DIRECTION:
Return the listing below verbatim. Pictures do not belong in the copy.

Data entries:

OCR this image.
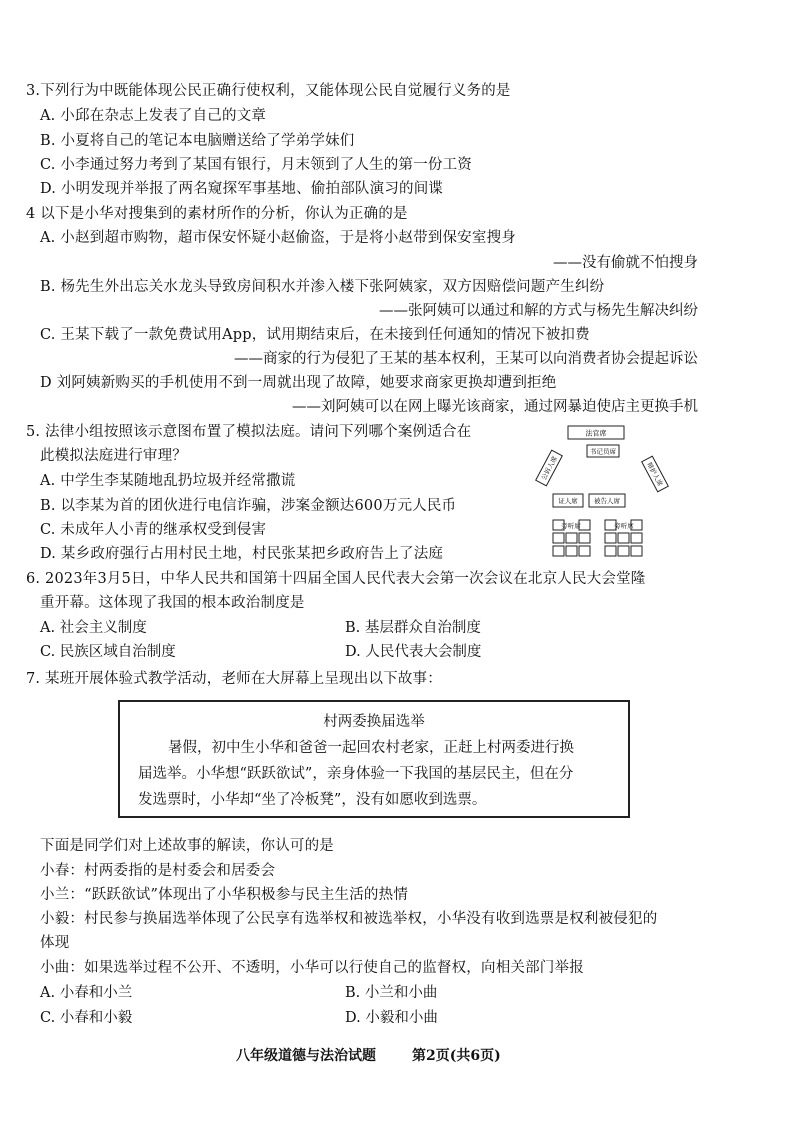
3.下列行为中既能体现公民正确行使权利，又能体现公民自觉履行义务的是
A. 小邱在杂志上发表了自己的文章
B. 小夏将自己的笔记本电脑赠送给了学弟学妹们
C. 小李通过努力考到了某国有银行，月末领到了人生的第一份工资
D. 小明发现并举报了两名窥探军事基地、偷拍部队演习的间谍
4 以下是小华对搜集到的素材所作的分析，你认为正确的是
A. 小赵到超市购物，超市保安怀疑小赵偷盗，于是将小赵带到保安室搜身
——没有偷就不怕搜身
B. 杨先生外出忘关水龙头导致房间积水并渗入楼下张阿姨家，双方因赔偿问题产生纠纷
——张阿姨可以通过和解的方式与杨先生解决纠纷
C. 王某下载了一款免费试用App，试用期结束后，在未接到任何通知的情况下被扣费
——商家的行为侵犯了王某的基本权利，王某可以向消费者协会提起诉讼
D 刘阿姨新购买的手机使用不到一周就出现了故障，她要求商家更换却遭到拒绝
——刘阿姨可以在网上曝光该商家，通过网暴迫使店主更换手机
5. 法律小组按照该示意图布置了模拟法庭。请问下列哪个案例适合在
此模拟法庭进行审理？
A. 中学生李某随地乱扔垃圾并经常撒谎
B. 以李某为首的团伙进行电信诈骗，涉案金额达600万元人民币
C. 未成年人小青的继承权受到侵害
D. 某乡政府强行占用村民土地，村民张某把乡政府告上了法庭
法官席
书记员席
公诉人席	辩护人席
证人席	被告人席
旁听席	旁听席
6. 2023年3月5日，中华人民共和国第十四届全国人民代表大会第一次会议在北京人民大会堂隆
重开幕。这体现了我国的根本政治制度是
A. 社会主义制度	B. 基层群众自治制度
C. 民族区域自治制度	D. 人民代表大会制度
7. 某班开展体验式教学活动，老师在大屏幕上呈现出以下故事：
村两委换届选举
暑假，初中生小华和爸爸一起回农村老家，正赶上村两委进行换
届选举。小华想“跃跃欲试”，亲身体验一下我国的基层民主，但在分
发选票时，小华却“坐了冷板凳”，没有如愿收到选票。
下面是同学们对上述故事的解读，你认可的是
小春：村两委指的是村委会和居委会
小兰：“跃跃欲试”体现出了小华积极参与民主生活的热情
小毅：村民参与换届选举体现了公民享有选举权和被选举权，小华没有收到选票是权利被侵犯的
体现
小曲：如果选举过程不公开、不透明，小华可以行使自己的监督权，向相关部门举报
A. 小春和小兰	B. 小兰和小曲
C. 小春和小毅	D. 小毅和小曲
八年级道德与法治试题	第2页(共6页)
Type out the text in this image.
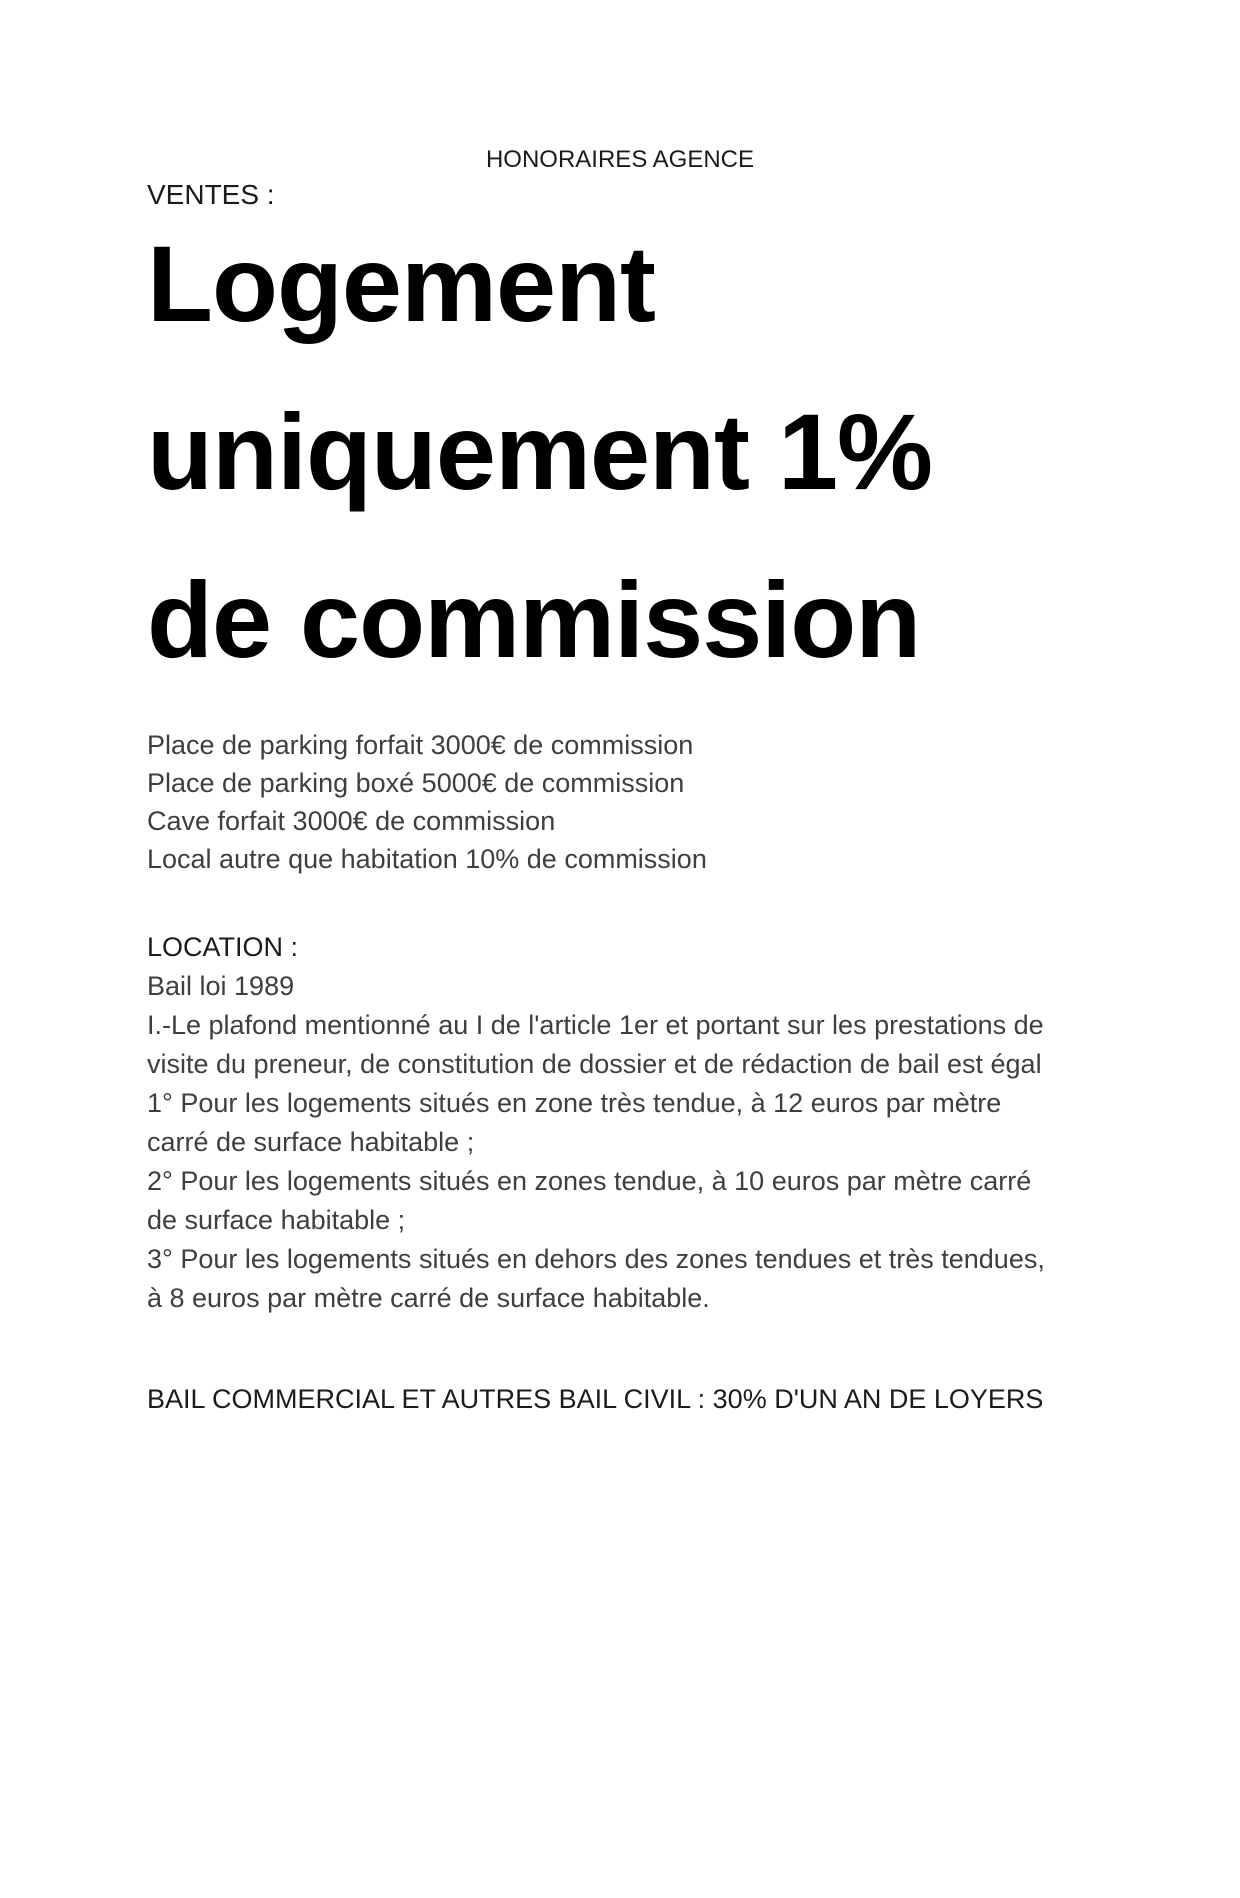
HONORAIRES AGENCE
VENTES :
Logement
uniquement 1%
de commission

Place de parking forfait 3000€ de commission
Place de parking boxé 5000€ de commission
Cave forfait 3000€ de commission
Local autre que habitation 10% de commission

LOCATION :
Bail loi 1989
I.-Le plafond mentionné au I de l'article 1er et portant sur les prestations de
visite du preneur, de constitution de dossier et de rédaction de bail est égal
1° Pour les logements situés en zone très tendue, à 12 euros par mètre
carré de surface habitable ;
2° Pour les logements situés en zones tendue, à 10 euros par mètre carré
de surface habitable ;
3° Pour les logements situés en dehors des zones tendues et très tendues,
à 8 euros par mètre carré de surface habitable.

BAIL COMMERCIAL ET AUTRES BAIL CIVIL : 30% D'UN AN DE LOYERS
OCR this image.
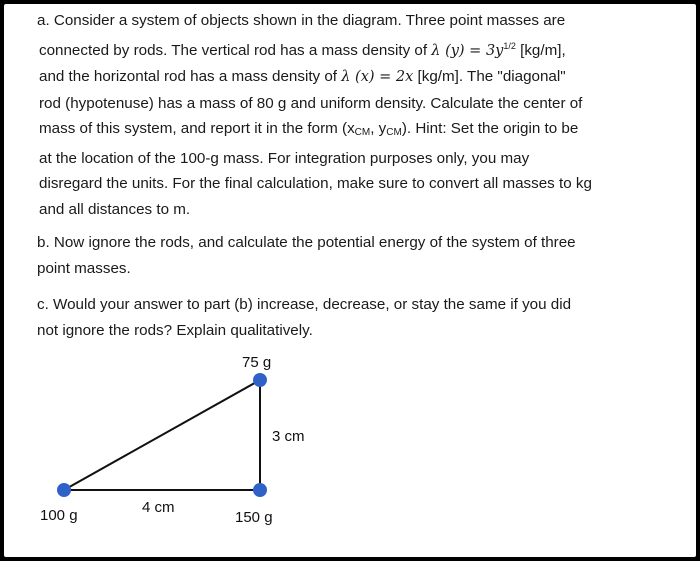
a. Consider a system of objects shown in the diagram. Three point masses are
connected by rods. The vertical rod has a mass density of λ $(y) = 3y^{1/2}$ [kg/m],
and the horizontal rod has a mass density of λ (x) = 2x [kg/m]. The "diagonal"
rod (hypotenuse) has a mass of 80 g and uniform density. Calculate the center of
mass of this system, and report it in the form ($x_{CM}$, $y_{CM}$). Hint: Set the origin to be
at the location of the 100-g mass. For integration purposes only, you may
disregard the units. For the final calculation, make sure to convert all masses to kg
and all distances to m.

b. Now ignore the rods, and calculate the potential energy of the system of three
point masses.

c. Would your answer to part (b) increase, decrease, or stay the same if you did
not ignore the rods? Explain qualitatively.

75 g
3 cm
4 cm
100 g	150 g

EXERCISE SOLUTION:
OCR this image.
3.下列行为中既能体现公民正确行使权利，又能体现公民自觉履行义务的是
A. 小邱在杂志上发表了自己的文章
B. 小夏将自己的笔记本电脑赠送给了学弟学妹们
C. 小李通过努力考到了某国有银行，月末领到了人生的第一份工资
D. 小明发现并举报了两名窥探军事基地、偷拍部队演习的间谍
4 以下是小华对搜集到的素材所作的分析，你认为正确的是
A. 小赵到超市购物，超市保安怀疑小赵偷盗，于是将小赵带到保安室搜身
——没有偷就不怕搜身
B. 杨先生外出忘关水龙头导致房间积水并渗入楼下张阿姨家，双方因赔偿问题产生纠纷
——张阿姨可以通过和解的方式与杨先生解决纠纷
C. 王某下载了一款免费试用App，试用期结束后，在未接到任何通知的情况下被扣费
——商家的行为侵犯了王某的基本权利，王某可以向消费者协会提起诉讼
D 刘阿姨新购买的手机使用不到一周就出现了故障，她要求商家更换却遭到拒绝
——刘阿姨可以在网上曝光该商家，通过网暴迫使店主更换手机
5. 法律小组按照该示意图布置了模拟法庭。请问下列哪个案例适合在
此模拟法庭进行审理？
A. 中学生李某随地乱扔垃圾并经常撒谎
B. 以李某为首的团伙进行电信诈骗，涉案金额达600万元人民币
C. 未成年人小青的继承权受到侵害
D. 某乡政府强行占用村民土地，村民张某把乡政府告上了法庭
法官席
书记员席
公诉人席	辩护人席
证人席	被告人席
旁听席	旁听席
6. 2023年3月5日，中华人民共和国第十四届全国人民代表大会第一次会议在北京人民大会堂隆
重开幕。这体现了我国的根本政治制度是
A. 社会主义制度	B. 基层群众自治制度
C. 民族区域自治制度	D. 人民代表大会制度
7. 某班开展体验式教学活动，老师在大屏幕上呈现出以下故事：
村两委换届选举
暑假，初中生小华和爸爸一起回农村老家，正赶上村两委进行换
届选举。小华想“跃跃欲试”，亲身体验一下我国的基层民主，但在分
发选票时，小华却“坐了冷板凳”，没有如愿收到选票。
下面是同学们对上述故事的解读，你认可的是
小春：村两委指的是村委会和居委会
小兰：“跃跃欲试”体现出了小华积极参与民主生活的热情
小毅：村民参与换届选举体现了公民享有选举权和被选举权，小华没有收到选票是权利被侵犯的
体现
小曲：如果选举过程不公开、不透明，小华可以行使自己的监督权，向相关部门举报
A. 小春和小兰	B. 小兰和小曲
C. 小春和小毅	D. 小毅和小曲
八年级道德与法治试题	第2页(共6页)
Type out the text in this image.
HONORAIRES AGENCE
VENTES :
Logement
uniquement 1%
de commission

Place de parking forfait 3000€ de commission
Place de parking boxé 5000€ de commission
Cave forfait 3000€ de commission
Local autre que habitation 10% de commission

LOCATION :
Bail loi 1989
I.-Le plafond mentionné au I de l'article 1er et portant sur les prestations de
visite du preneur, de constitution de dossier et de rédaction de bail est égal
1° Pour les logements situés en zone très tendue, à 12 euros par mètre
carré de surface habitable ;
2° Pour les logements situés en zones tendue, à 10 euros par mètre carré
de surface habitable ;
3° Pour les logements situés en dehors des zones tendues et très tendues,
à 8 euros par mètre carré de surface habitable.

BAIL COMMERCIAL ET AUTRES BAIL CIVIL : 30% D'UN AN DE LOYERS
OCR this image.
a. Consider a system of objects shown in the diagram. Three point masses are
connected by rods. The vertical rod has a mass density of λ $(y) = 3y^{1/2}$ [kg/m],
and the horizontal rod has a mass density of λ (x) = 2x [kg/m]. The "diagonal"
rod (hypotenuse) has a mass of 80 g and uniform density. Calculate the center of
mass of this system, and report it in the form ($x_{CM}$, $y_{CM}$). Hint: Set the origin to be
at the location of the 100-g mass. For integration purposes only, you may
disregard the units. For the final calculation, make sure to convert all masses to kg
and all distances to m.

b. Now ignore the rods, and calculate the potential energy of the system of three
point masses.

c. Would your answer to part (b) increase, decrease, or stay the same if you did
not ignore the rods? Explain qualitatively.

75 g
3 cm
4 cm
100 g	150 g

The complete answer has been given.